> Collected data entries
-- Start --

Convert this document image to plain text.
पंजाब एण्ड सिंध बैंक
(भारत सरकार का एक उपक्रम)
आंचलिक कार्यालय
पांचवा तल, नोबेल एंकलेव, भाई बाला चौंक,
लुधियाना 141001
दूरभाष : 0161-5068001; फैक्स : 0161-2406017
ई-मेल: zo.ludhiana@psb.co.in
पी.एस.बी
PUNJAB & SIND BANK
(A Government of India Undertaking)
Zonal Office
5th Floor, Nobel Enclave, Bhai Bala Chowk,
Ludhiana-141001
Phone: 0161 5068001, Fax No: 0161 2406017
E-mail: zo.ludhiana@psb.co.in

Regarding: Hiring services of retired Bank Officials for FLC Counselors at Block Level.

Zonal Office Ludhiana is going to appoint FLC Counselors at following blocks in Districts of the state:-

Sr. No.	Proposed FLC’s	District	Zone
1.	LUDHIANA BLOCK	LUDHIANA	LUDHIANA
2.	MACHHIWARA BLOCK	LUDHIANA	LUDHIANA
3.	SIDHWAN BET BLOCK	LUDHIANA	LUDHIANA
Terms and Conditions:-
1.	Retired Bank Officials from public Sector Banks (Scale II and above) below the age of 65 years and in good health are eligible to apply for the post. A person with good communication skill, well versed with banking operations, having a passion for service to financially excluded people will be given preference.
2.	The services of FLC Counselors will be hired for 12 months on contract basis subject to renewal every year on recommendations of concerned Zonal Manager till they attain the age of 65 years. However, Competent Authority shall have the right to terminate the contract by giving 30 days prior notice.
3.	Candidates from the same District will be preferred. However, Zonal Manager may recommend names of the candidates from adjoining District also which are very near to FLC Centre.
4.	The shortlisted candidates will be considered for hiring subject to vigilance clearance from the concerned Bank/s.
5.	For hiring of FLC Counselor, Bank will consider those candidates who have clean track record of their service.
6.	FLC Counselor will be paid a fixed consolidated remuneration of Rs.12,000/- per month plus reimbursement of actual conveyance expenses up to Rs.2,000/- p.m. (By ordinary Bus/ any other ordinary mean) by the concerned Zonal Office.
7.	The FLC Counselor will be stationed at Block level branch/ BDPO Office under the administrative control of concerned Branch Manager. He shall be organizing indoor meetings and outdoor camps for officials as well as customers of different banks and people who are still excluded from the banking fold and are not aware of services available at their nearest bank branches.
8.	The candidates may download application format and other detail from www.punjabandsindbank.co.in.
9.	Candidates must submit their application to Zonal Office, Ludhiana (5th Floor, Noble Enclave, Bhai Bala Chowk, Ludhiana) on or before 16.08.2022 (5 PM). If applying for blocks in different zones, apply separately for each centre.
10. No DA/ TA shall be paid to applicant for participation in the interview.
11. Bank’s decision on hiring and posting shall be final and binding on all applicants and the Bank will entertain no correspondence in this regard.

-- End --

> EXERCISE
From the entries above, collect every line with the string "this" in it.

> CORRECT RESULT
Convert this document image to plain text.
11. Bank’s decision on hiring and posting shall be final and binding on all applicants and the Bank will entertain no correspondence in this regard.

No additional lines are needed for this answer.